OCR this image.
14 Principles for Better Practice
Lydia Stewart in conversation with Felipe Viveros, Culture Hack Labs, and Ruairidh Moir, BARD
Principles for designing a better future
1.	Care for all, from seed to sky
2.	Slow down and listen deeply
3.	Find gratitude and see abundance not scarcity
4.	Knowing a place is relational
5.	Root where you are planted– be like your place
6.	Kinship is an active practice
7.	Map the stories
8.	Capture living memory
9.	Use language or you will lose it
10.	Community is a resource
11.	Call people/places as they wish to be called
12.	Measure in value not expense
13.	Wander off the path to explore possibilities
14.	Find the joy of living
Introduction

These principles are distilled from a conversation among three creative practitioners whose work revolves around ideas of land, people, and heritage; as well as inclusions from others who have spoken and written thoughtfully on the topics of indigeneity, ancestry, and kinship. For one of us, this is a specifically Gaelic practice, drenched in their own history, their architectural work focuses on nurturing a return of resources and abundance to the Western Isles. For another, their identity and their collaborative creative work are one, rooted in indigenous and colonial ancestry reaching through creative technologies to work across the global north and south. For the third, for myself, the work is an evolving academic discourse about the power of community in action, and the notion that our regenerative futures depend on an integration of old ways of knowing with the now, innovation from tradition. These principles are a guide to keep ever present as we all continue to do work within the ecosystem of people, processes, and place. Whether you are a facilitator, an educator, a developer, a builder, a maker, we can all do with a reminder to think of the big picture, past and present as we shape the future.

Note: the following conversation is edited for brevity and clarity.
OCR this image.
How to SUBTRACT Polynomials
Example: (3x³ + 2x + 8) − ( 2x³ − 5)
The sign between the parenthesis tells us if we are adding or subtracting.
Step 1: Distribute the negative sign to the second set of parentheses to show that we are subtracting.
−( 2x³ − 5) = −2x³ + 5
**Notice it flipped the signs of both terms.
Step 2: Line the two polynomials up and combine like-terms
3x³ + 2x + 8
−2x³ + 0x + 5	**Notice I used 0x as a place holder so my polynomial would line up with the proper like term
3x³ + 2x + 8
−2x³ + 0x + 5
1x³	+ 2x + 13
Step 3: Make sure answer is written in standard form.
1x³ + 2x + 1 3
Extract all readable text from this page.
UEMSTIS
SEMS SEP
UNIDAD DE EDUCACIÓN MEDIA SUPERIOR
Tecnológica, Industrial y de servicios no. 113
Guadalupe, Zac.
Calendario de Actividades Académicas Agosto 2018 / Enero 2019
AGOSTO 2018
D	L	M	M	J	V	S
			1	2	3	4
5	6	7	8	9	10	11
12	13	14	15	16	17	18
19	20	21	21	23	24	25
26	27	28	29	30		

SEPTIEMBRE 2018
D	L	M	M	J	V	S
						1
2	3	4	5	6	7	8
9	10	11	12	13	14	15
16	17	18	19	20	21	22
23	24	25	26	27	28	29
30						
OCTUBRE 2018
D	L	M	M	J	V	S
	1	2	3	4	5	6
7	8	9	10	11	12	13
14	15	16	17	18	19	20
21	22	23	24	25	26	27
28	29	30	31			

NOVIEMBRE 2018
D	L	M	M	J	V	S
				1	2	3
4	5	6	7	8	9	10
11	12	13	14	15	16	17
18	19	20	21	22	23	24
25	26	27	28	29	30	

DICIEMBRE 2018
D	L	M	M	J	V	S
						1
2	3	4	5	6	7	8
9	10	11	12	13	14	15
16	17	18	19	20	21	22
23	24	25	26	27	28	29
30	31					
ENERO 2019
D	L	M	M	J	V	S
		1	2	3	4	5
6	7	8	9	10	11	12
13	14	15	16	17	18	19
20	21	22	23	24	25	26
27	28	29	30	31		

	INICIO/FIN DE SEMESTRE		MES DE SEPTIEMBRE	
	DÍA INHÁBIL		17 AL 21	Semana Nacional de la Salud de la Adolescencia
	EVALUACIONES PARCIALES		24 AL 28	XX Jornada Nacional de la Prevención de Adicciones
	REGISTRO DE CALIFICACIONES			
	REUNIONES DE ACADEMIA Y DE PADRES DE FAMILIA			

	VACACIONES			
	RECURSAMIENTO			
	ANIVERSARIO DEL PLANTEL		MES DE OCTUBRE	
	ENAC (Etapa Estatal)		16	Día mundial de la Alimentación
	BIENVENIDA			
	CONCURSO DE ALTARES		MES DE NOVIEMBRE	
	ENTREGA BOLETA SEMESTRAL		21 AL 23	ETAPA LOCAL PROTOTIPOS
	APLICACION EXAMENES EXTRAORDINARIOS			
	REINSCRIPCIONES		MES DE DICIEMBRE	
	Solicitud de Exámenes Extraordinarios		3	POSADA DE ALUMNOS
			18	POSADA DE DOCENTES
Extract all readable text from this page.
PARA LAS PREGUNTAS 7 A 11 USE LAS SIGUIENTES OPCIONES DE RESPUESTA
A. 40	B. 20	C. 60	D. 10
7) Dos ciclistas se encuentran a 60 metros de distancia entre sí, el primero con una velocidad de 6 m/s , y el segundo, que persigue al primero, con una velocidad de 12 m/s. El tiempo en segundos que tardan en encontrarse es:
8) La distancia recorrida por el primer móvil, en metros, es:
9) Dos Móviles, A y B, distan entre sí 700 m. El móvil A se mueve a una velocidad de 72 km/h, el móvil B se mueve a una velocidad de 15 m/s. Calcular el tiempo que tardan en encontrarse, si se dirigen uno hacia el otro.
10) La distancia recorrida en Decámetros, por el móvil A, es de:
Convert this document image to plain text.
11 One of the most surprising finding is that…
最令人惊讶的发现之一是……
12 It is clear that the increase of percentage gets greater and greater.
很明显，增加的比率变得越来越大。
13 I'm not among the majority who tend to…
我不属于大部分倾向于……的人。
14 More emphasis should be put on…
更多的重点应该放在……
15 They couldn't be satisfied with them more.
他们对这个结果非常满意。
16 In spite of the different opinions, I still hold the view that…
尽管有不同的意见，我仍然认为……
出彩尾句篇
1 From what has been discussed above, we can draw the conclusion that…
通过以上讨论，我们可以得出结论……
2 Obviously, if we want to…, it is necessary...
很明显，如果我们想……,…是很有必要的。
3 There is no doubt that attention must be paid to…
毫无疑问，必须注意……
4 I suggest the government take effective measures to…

══════════

# What is required
Output the listing above without altering a single character.

# The output
OCR this image.
14 Principles for Better Practice
Lydia Stewart in conversation with Felipe Viveros, Culture Hack Labs, and Ruairidh Moir, BARD
Principles for designing a better future
1.	Care for all, from seed to sky
2.	Slow down and listen deeply
3.	Find gratitude and see abundance not scarcity
4.	Knowing a place is relational
5.	Root where you are planted– be like your place
6.	Kinship is an active practice
7.	Map the stories
8.	Capture living memory
9.	Use language or you will lose it
10.	Community is a resource
11.	Call people/places as they wish to be called
12.	Measure in value not expense
13.	Wander off the path to explore possibilities
14.	Find the joy of living
Introduction

These principles are distilled from a conversation among three creative practitioners whose work revolves around ideas of land, people, and heritage; as well as inclusions from others who have spoken and written thoughtfully on the topics of indigeneity, ancestry, and kinship. For one of us, this is a specifically Gaelic practice, drenched in their own history, their architectural work focuses on nurturing a return of resources and abundance to the Western Isles. For another, their identity and their collaborative creative work are one, rooted in indigenous and colonial ancestry reaching through creative technologies to work across the global north and south. For the third, for myself, the work is an evolving academic discourse about the power of community in action, and the notion that our regenerative futures depend on an integration of old ways of knowing with the now, innovation from tradition. These principles are a guide to keep ever present as we all continue to do work within the ecosystem of people, processes, and place. Whether you are a facilitator, an educator, a developer, a builder, a maker, we can all do with a reminder to think of the big picture, past and present as we shape the future.

Note: the following conversation is edited for brevity and clarity.
OCR this image.
How to SUBTRACT Polynomials
Example: (3x³ + 2x + 8) − ( 2x³ − 5)
The sign between the parenthesis tells us if we are adding or subtracting.
Step 1: Distribute the negative sign to the second set of parentheses to show that we are subtracting.
−( 2x³ − 5) = −2x³ + 5
**Notice it flipped the signs of both terms.
Step 2: Line the two polynomials up and combine like-terms
3x³ + 2x + 8
−2x³ + 0x + 5	**Notice I used 0x as a place holder so my polynomial would line up with the proper like term
3x³ + 2x + 8
−2x³ + 0x + 5
1x³	+ 2x + 13
Step 3: Make sure answer is written in standard form.
1x³ + 2x + 1 3
Extract all readable text from this page.
UEMSTIS
SEMS SEP
UNIDAD DE EDUCACIÓN MEDIA SUPERIOR
Tecnológica, Industrial y de servicios no. 113
Guadalupe, Zac.
Calendario de Actividades Académicas Agosto 2018 / Enero 2019
AGOSTO 2018
D	L	M	M	J	V	S
			1	2	3	4
5	6	7	8	9	10	11
12	13	14	15	16	17	18
19	20	21	21	23	24	25
26	27	28	29	30		

SEPTIEMBRE 2018
D	L	M	M	J	V	S
						1
2	3	4	5	6	7	8
9	10	11	12	13	14	15
16	17	18	19	20	21	22
23	24	25	26	27	28	29
30						
OCTUBRE 2018
D	L	M	M	J	V	S
	1	2	3	4	5	6
7	8	9	10	11	12	13
14	15	16	17	18	19	20
21	22	23	24	25	26	27
28	29	30	31			

NOVIEMBRE 2018
D	L	M	M	J	V	S
				1	2	3
4	5	6	7	8	9	10
11	12	13	14	15	16	17
18	19	20	21	22	23	24
25	26	27	28	29	30	

DICIEMBRE 2018
D	L	M	M	J	V	S
						1
2	3	4	5	6	7	8
9	10	11	12	13	14	15
16	17	18	19	20	21	22
23	24	25	26	27	28	29
30	31					
ENERO 2019
D	L	M	M	J	V	S
		1	2	3	4	5
6	7	8	9	10	11	12
13	14	15	16	17	18	19
20	21	22	23	24	25	26
27	28	29	30	31		

	INICIO/FIN DE SEMESTRE		MES DE SEPTIEMBRE	
	DÍA INHÁBIL		17 AL 21	Semana Nacional de la Salud de la Adolescencia
	EVALUACIONES PARCIALES		24 AL 28	XX Jornada Nacional de la Prevención de Adicciones
	REGISTRO DE CALIFICACIONES			
	REUNIONES DE ACADEMIA Y DE PADRES DE FAMILIA			

	VACACIONES			
	RECURSAMIENTO			
	ANIVERSARIO DEL PLANTEL		MES DE OCTUBRE	
	ENAC (Etapa Estatal)		16	Día mundial de la Alimentación
	BIENVENIDA			
	CONCURSO DE ALTARES		MES DE NOVIEMBRE	
	ENTREGA BOLETA SEMESTRAL		21 AL 23	ETAPA LOCAL PROTOTIPOS
	APLICACION EXAMENES EXTRAORDINARIOS			
	REINSCRIPCIONES		MES DE DICIEMBRE	
	Solicitud de Exámenes Extraordinarios		3	POSADA DE ALUMNOS
			18	POSADA DE DOCENTES
Extract all readable text from this page.
PARA LAS PREGUNTAS 7 A 11 USE LAS SIGUIENTES OPCIONES DE RESPUESTA
A. 40	B. 20	C. 60	D. 10
7) Dos ciclistas se encuentran a 60 metros de distancia entre sí, el primero con una velocidad de 6 m/s , y el segundo, que persigue al primero, con una velocidad de 12 m/s. El tiempo en segundos que tardan en encontrarse es:
8) La distancia recorrida por el primer móvil, en metros, es:
9) Dos Móviles, A y B, distan entre sí 700 m. El móvil A se mueve a una velocidad de 72 km/h, el móvil B se mueve a una velocidad de 15 m/s. Calcular el tiempo que tardan en encontrarse, si se dirigen uno hacia el otro.
10) La distancia recorrida en Decámetros, por el móvil A, es de:
Convert this document image to plain text.
11 One of the most surprising finding is that…
最令人惊讶的发现之一是……
12 It is clear that the increase of percentage gets greater and greater.
很明显，增加的比率变得越来越大。
13 I'm not among the majority who tend to…
我不属于大部分倾向于……的人。
14 More emphasis should be put on…
更多的重点应该放在……
15 They couldn't be satisfied with them more.
他们对这个结果非常满意。
16 In spite of the different opinions, I still hold the view that…
尽管有不同的意见，我仍然认为……
出彩尾句篇
1 From what has been discussed above, we can draw the conclusion that…
通过以上讨论，我们可以得出结论……
2 Obviously, if we want to…, it is necessary...
很明显，如果我们想……,…是很有必要的。
3 There is no doubt that attention must be paid to…
毫无疑问，必须注意……
4 I suggest the government take effective measures to…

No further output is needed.